• _EXERCISE DETAILS_
Gather up every line that includes the string "luglio".

•••••

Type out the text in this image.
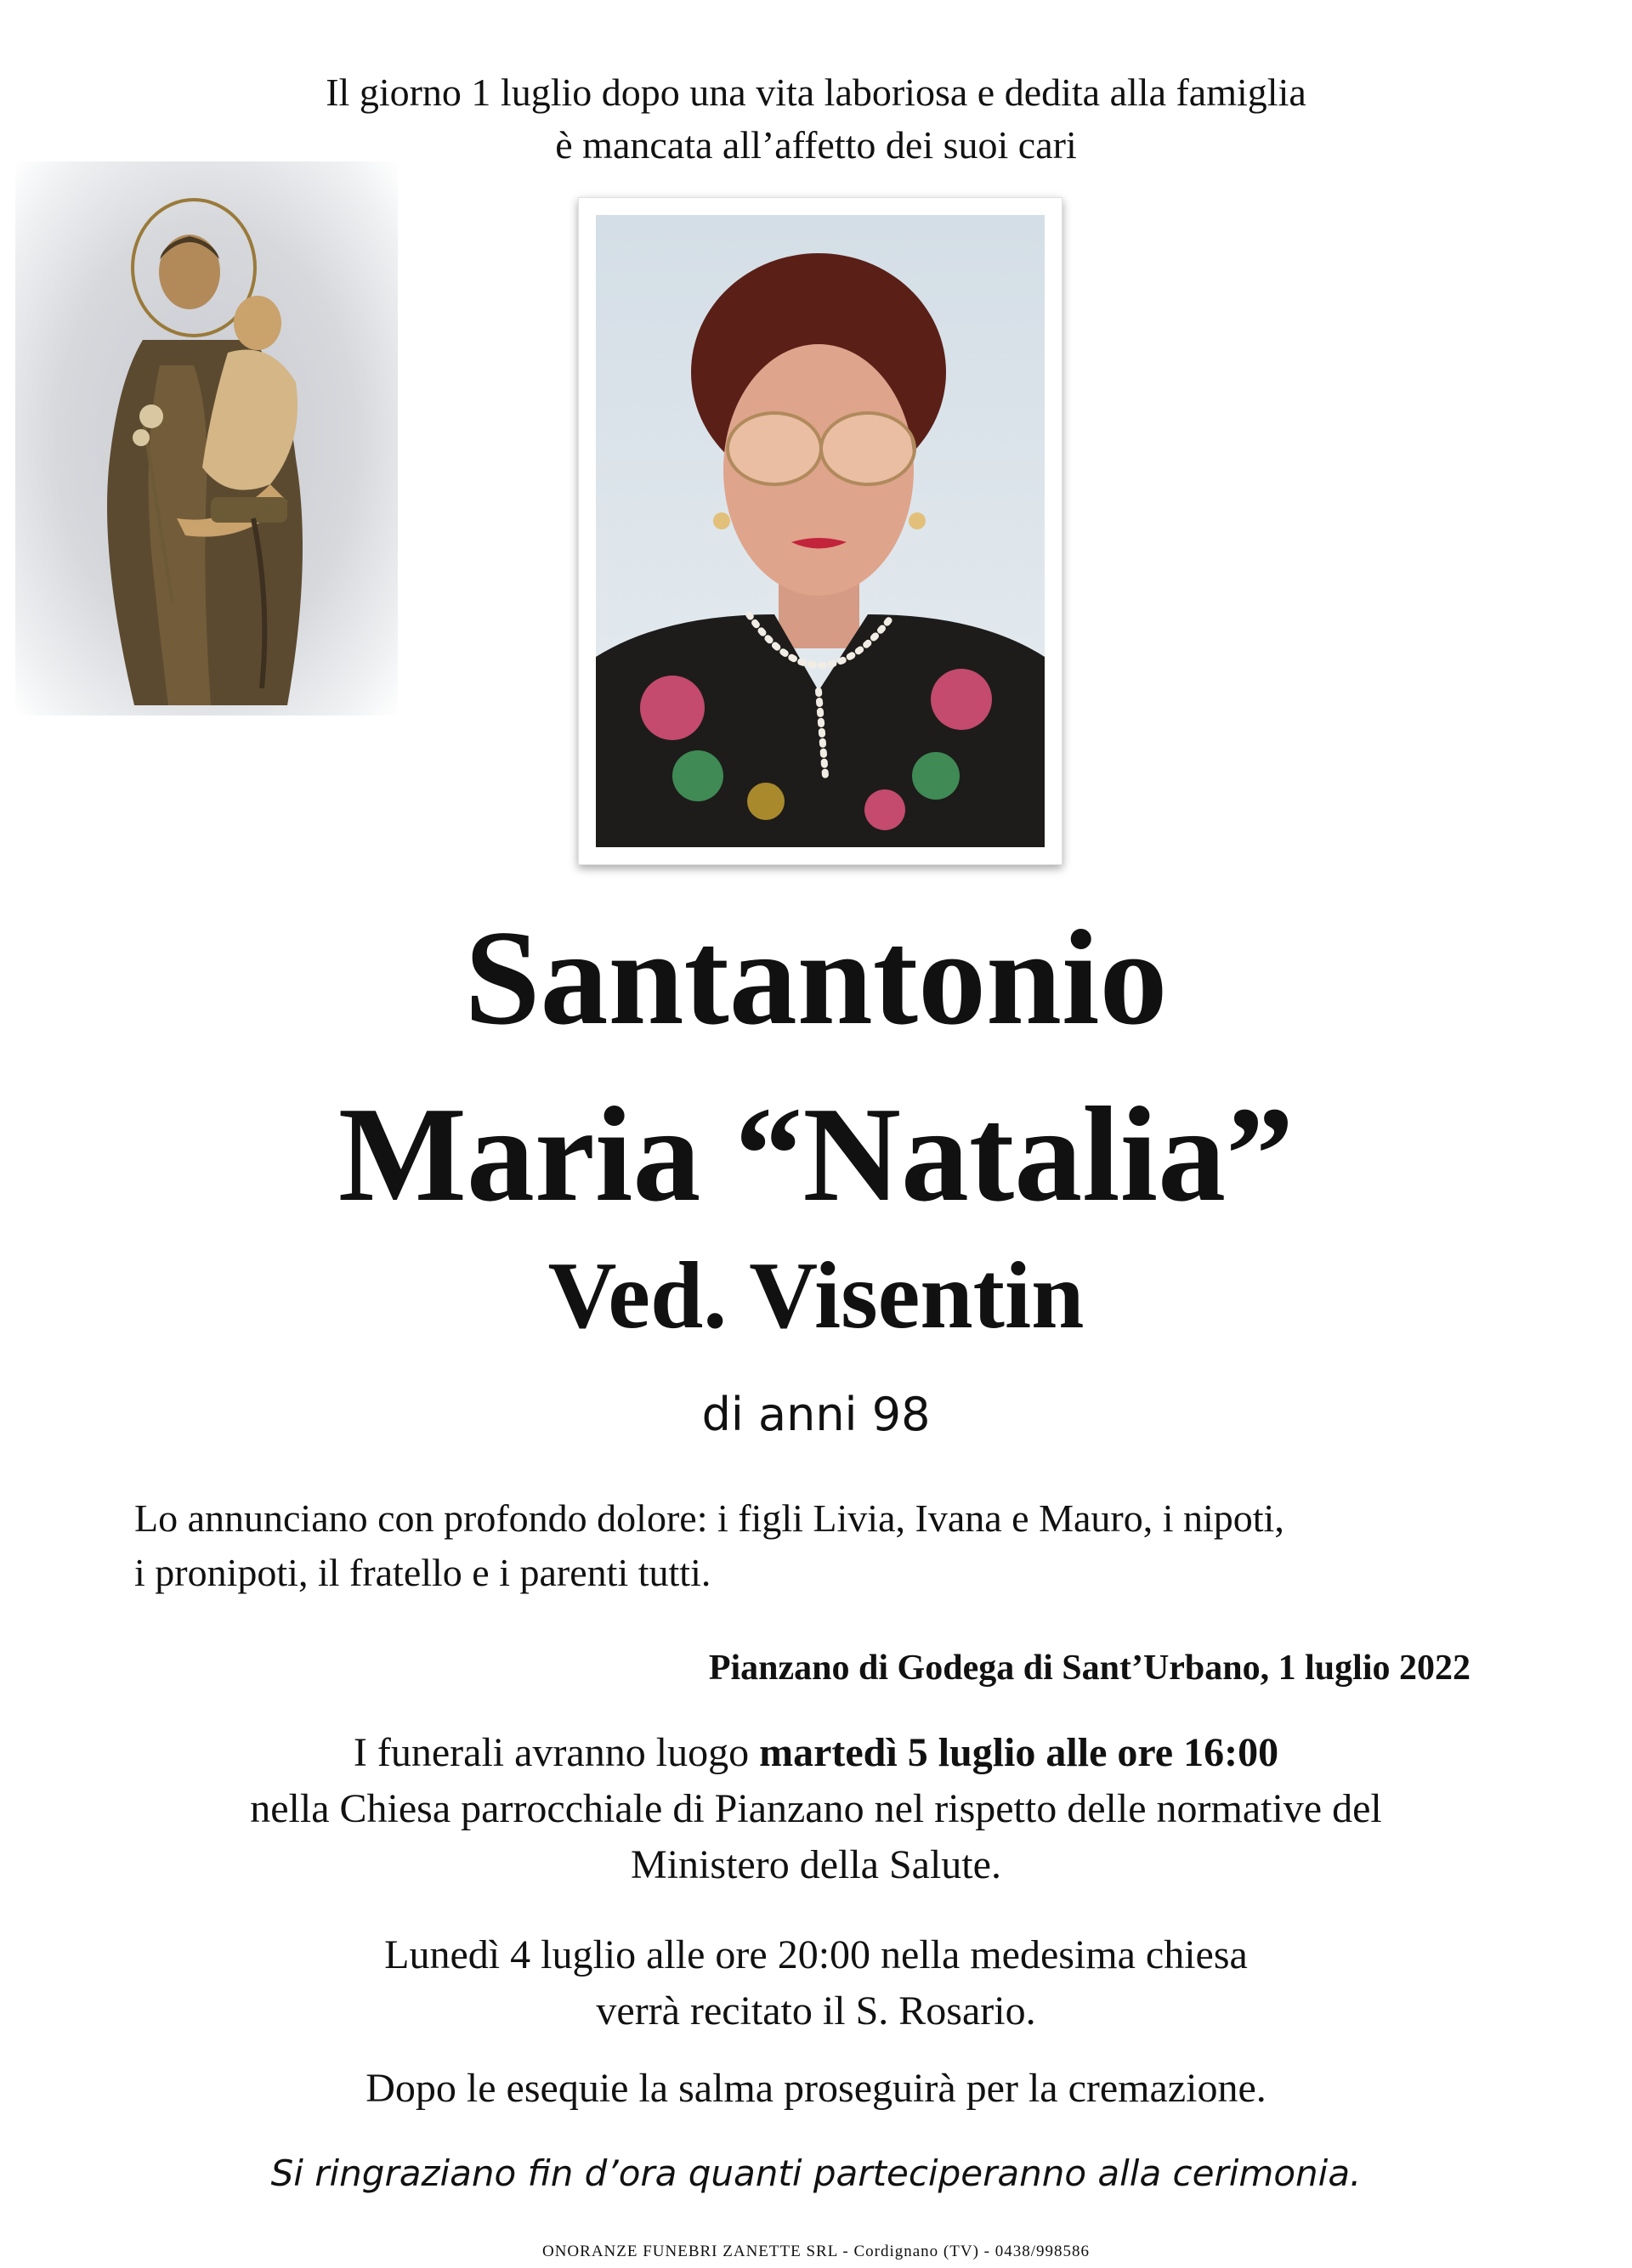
Il giorno 1 luglio dopo una vita laboriosa e dedita alla famiglia
è mancata all’affetto dei suoi cari
Santantonio
Maria “Natalia”
Ved. Visentin
di anni 98
Lo annunciano con profondo dolore: i figli Livia, Ivana e Mauro, i nipoti,
i pronipoti, il fratello e i parenti tutti.
Pianzano di Godega di Sant’Urbano, 1 luglio 2022
I funerali avranno luogo martedì 5 luglio alle ore 16:00
nella Chiesa parrocchiale di Pianzano nel rispetto delle normative del
Ministero della Salute.
Lunedì 4 luglio alle ore 20:00 nella medesima chiesa
verrà recitato il S. Rosario.
Dopo le esequie la salma proseguirà per la cremazione.
Si ringraziano fin d’ora quanti parteciperanno alla cerimonia.
ONORANZE FUNEBRI ZANETTE SRL - Cordignano (TV) - 0438/998586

•••••

• _WRITTEN ANSWER_
Il giorno 1 luglio dopo una vita laboriosa e dedita alla famiglia
Pianzano di Godega di Sant’Urbano, 1 luglio 2022
I funerali avranno luogo martedì 5 luglio alle ore 16:00
Lunedì 4 luglio alle ore 20:00 nella medesima chiesa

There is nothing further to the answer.